(Stored items)
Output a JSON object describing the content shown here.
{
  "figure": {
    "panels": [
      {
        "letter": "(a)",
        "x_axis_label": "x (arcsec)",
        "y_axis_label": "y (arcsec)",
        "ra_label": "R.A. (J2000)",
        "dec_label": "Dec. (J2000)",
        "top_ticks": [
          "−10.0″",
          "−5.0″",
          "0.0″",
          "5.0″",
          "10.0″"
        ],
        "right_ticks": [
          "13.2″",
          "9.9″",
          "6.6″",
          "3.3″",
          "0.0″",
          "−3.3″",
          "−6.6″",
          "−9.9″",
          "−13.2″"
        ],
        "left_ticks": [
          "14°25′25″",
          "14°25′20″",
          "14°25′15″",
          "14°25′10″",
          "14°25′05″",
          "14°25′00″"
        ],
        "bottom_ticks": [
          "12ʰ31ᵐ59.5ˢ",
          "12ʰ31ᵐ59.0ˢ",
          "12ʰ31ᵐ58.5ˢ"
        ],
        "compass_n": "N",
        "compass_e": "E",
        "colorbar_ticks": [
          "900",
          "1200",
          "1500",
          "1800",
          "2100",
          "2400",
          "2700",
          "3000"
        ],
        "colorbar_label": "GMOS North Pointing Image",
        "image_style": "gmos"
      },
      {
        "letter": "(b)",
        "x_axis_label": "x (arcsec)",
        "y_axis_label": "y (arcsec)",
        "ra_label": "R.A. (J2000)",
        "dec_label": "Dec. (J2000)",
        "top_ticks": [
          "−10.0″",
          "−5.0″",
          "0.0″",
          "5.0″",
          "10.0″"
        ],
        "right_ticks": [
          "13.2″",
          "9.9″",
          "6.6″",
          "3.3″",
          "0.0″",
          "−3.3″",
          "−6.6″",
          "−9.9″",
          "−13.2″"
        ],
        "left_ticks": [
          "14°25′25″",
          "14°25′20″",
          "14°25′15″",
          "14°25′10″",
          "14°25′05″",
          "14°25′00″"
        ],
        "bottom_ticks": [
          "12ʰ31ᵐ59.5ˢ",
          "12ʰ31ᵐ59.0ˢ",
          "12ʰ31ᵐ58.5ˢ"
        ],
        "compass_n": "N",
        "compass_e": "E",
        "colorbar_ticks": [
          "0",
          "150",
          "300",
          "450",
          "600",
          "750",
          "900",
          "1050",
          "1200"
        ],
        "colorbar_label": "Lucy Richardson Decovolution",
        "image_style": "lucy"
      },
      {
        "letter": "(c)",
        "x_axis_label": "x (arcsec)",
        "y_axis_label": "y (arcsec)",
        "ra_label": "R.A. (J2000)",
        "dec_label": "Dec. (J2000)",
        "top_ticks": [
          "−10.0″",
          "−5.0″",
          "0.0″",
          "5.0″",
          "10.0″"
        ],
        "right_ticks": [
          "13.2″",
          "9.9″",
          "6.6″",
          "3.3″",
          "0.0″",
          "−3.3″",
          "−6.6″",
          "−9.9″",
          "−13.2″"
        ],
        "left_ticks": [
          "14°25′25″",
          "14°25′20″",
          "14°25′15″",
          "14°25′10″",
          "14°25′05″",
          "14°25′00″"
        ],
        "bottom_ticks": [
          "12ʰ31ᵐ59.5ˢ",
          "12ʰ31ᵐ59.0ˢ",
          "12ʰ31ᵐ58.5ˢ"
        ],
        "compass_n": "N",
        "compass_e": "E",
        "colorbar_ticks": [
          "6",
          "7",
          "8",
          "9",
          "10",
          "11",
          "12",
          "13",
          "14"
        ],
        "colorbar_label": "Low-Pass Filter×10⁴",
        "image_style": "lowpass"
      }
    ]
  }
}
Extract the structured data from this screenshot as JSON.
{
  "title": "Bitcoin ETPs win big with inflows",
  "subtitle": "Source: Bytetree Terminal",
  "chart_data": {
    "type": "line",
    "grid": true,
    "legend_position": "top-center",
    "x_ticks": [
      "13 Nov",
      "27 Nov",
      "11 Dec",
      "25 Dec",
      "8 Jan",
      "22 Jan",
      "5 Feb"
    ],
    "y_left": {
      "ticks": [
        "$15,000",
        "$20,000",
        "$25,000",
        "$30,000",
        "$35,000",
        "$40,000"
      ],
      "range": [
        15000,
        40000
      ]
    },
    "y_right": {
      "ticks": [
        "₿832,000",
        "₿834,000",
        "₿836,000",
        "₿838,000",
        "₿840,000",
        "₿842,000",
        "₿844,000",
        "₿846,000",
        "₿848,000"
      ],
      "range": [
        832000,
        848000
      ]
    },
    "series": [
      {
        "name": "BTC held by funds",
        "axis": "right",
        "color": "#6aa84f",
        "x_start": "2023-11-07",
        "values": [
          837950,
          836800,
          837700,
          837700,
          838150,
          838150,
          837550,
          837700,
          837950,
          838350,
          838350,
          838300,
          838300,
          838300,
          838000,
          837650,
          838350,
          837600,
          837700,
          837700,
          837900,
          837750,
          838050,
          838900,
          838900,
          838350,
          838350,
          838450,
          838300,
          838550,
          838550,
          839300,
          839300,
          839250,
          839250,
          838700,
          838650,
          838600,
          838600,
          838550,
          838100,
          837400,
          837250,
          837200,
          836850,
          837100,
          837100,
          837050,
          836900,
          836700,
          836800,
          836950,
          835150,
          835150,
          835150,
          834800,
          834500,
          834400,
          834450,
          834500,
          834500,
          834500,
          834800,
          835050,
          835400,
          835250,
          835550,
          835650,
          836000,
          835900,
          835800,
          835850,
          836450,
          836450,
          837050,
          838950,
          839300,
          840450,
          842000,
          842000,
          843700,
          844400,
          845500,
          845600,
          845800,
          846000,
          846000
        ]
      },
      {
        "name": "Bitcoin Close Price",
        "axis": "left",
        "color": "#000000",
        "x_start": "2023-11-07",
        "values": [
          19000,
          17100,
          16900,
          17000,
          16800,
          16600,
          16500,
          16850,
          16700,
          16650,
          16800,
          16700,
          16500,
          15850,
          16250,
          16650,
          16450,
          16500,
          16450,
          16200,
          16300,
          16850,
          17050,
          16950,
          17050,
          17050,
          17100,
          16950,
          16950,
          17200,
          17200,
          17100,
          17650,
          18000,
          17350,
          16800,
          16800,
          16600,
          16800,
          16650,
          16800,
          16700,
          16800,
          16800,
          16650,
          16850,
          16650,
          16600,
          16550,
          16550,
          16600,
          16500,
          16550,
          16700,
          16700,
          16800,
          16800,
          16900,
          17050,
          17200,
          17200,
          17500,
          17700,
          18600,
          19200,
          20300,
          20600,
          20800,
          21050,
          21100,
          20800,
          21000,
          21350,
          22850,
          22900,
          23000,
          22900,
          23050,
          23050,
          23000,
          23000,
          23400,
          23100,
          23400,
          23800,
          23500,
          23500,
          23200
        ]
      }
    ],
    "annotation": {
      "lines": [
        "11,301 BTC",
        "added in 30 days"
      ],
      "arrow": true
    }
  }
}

■ Request:
Every record shown above should be written out again exactly.

■ Exercise response:
Output a JSON object describing the content shown here.
{
  "figure": {
    "panels": [
      {
        "letter": "(a)",
        "x_axis_label": "x (arcsec)",
        "y_axis_label": "y (arcsec)",
        "ra_label": "R.A. (J2000)",
        "dec_label": "Dec. (J2000)",
        "top_ticks": [
          "−10.0″",
          "−5.0″",
          "0.0″",
          "5.0″",
          "10.0″"
        ],
        "right_ticks": [
          "13.2″",
          "9.9″",
          "6.6″",
          "3.3″",
          "0.0″",
          "−3.3″",
          "−6.6″",
          "−9.9″",
          "−13.2″"
        ],
        "left_ticks": [
          "14°25′25″",
          "14°25′20″",
          "14°25′15″",
          "14°25′10″",
          "14°25′05″",
          "14°25′00″"
        ],
        "bottom_ticks": [
          "12ʰ31ᵐ59.5ˢ",
          "12ʰ31ᵐ59.0ˢ",
          "12ʰ31ᵐ58.5ˢ"
        ],
        "compass_n": "N",
        "compass_e": "E",
        "colorbar_ticks": [
          "900",
          "1200",
          "1500",
          "1800",
          "2100",
          "2400",
          "2700",
          "3000"
        ],
        "colorbar_label": "GMOS North Pointing Image",
        "image_style": "gmos"
      },
      {
        "letter": "(b)",
        "x_axis_label": "x (arcsec)",
        "y_axis_label": "y (arcsec)",
        "ra_label": "R.A. (J2000)",
        "dec_label": "Dec. (J2000)",
        "top_ticks": [
          "−10.0″",
          "−5.0″",
          "0.0″",
          "5.0″",
          "10.0″"
        ],
        "right_ticks": [
          "13.2″",
          "9.9″",
          "6.6″",
          "3.3″",
          "0.0″",
          "−3.3″",
          "−6.6″",
          "−9.9″",
          "−13.2″"
        ],
        "left_ticks": [
          "14°25′25″",
          "14°25′20″",
          "14°25′15″",
          "14°25′10″",
          "14°25′05″",
          "14°25′00″"
        ],
        "bottom_ticks": [
          "12ʰ31ᵐ59.5ˢ",
          "12ʰ31ᵐ59.0ˢ",
          "12ʰ31ᵐ58.5ˢ"
        ],
        "compass_n": "N",
        "compass_e": "E",
        "colorbar_ticks": [
          "0",
          "150",
          "300",
          "450",
          "600",
          "750",
          "900",
          "1050",
          "1200"
        ],
        "colorbar_label": "Lucy Richardson Decovolution",
        "image_style": "lucy"
      },
      {
        "letter": "(c)",
        "x_axis_label": "x (arcsec)",
        "y_axis_label": "y (arcsec)",
        "ra_label": "R.A. (J2000)",
        "dec_label": "Dec. (J2000)",
        "top_ticks": [
          "−10.0″",
          "−5.0″",
          "0.0″",
          "5.0″",
          "10.0″"
        ],
        "right_ticks": [
          "13.2″",
          "9.9″",
          "6.6″",
          "3.3″",
          "0.0″",
          "−3.3″",
          "−6.6″",
          "−9.9″",
          "−13.2″"
        ],
        "left_ticks": [
          "14°25′25″",
          "14°25′20″",
          "14°25′15″",
          "14°25′10″",
          "14°25′05″",
          "14°25′00″"
        ],
        "bottom_ticks": [
          "12ʰ31ᵐ59.5ˢ",
          "12ʰ31ᵐ59.0ˢ",
          "12ʰ31ᵐ58.5ˢ"
        ],
        "compass_n": "N",
        "compass_e": "E",
        "colorbar_ticks": [
          "6",
          "7",
          "8",
          "9",
          "10",
          "11",
          "12",
          "13",
          "14"
        ],
        "colorbar_label": "Low-Pass Filter×10⁴",
        "image_style": "lowpass"
      }
    ]
  }
}
Extract the structured data from this screenshot as JSON.
{
  "title": "Bitcoin ETPs win big with inflows",
  "subtitle": "Source: Bytetree Terminal",
  "chart_data": {
    "type": "line",
    "grid": true,
    "legend_position": "top-center",
    "x_ticks": [
      "13 Nov",
      "27 Nov",
      "11 Dec",
      "25 Dec",
      "8 Jan",
      "22 Jan",
      "5 Feb"
    ],
    "y_left": {
      "ticks": [
        "$15,000",
        "$20,000",
        "$25,000",
        "$30,000",
        "$35,000",
        "$40,000"
      ],
      "range": [
        15000,
        40000
      ]
    },
    "y_right": {
      "ticks": [
        "₿832,000",
        "₿834,000",
        "₿836,000",
        "₿838,000",
        "₿840,000",
        "₿842,000",
        "₿844,000",
        "₿846,000",
        "₿848,000"
      ],
      "range": [
        832000,
        848000
      ]
    },
    "series": [
      {
        "name": "BTC held by funds",
        "axis": "right",
        "color": "#6aa84f",
        "x_start": "2023-11-07",
        "values": [
          837950,
          836800,
          837700,
          837700,
          838150,
          838150,
          837550,
          837700,
          837950,
          838350,
          838350,
          838300,
          838300,
          838300,
          838000,
          837650,
          838350,
          837600,
          837700,
          837700,
          837900,
          837750,
          838050,
          838900,
          838900,
          838350,
          838350,
          838450,
          838300,
          838550,
          838550,
          839300,
          839300,
          839250,
          839250,
          838700,
          838650,
          838600,
          838600,
          838550,
          838100,
          837400,
          837250,
          837200,
          836850,
          837100,
          837100,
          837050,
          836900,
          836700,
          836800,
          836950,
          835150,
          835150,
          835150,
          834800,
          834500,
          834400,
          834450,
          834500,
          834500,
          834500,
          834800,
          835050,
          835400,
          835250,
          835550,
          835650,
          836000,
          835900,
          835800,
          835850,
          836450,
          836450,
          837050,
          838950,
          839300,
          840450,
          842000,
          842000,
          843700,
          844400,
          845500,
          845600,
          845800,
          846000,
          846000
        ]
      },
      {
        "name": "Bitcoin Close Price",
        "axis": "left",
        "color": "#000000",
        "x_start": "2023-11-07",
        "values": [
          19000,
          17100,
          16900,
          17000,
          16800,
          16600,
          16500,
          16850,
          16700,
          16650,
          16800,
          16700,
          16500,
          15850,
          16250,
          16650,
          16450,
          16500,
          16450,
          16200,
          16300,
          16850,
          17050,
          16950,
          17050,
          17050,
          17100,
          16950,
          16950,
          17200,
          17200,
          17100,
          17650,
          18000,
          17350,
          16800,
          16800,
          16600,
          16800,
          16650,
          16800,
          16700,
          16800,
          16800,
          16650,
          16850,
          16650,
          16600,
          16550,
          16550,
          16600,
          16500,
          16550,
          16700,
          16700,
          16800,
          16800,
          16900,
          17050,
          17200,
          17200,
          17500,
          17700,
          18600,
          19200,
          20300,
          20600,
          20800,
          21050,
          21100,
          20800,
          21000,
          21350,
          22850,
          22900,
          23000,
          22900,
          23050,
          23050,
          23000,
          23000,
          23400,
          23100,
          23400,
          23800,
          23500,
          23500,
          23200
        ]
      }
    ],
    "annotation": {
      "lines": [
        "11,301 BTC",
        "added in 30 days"
      ],
      "arrow": true
    }
  }
}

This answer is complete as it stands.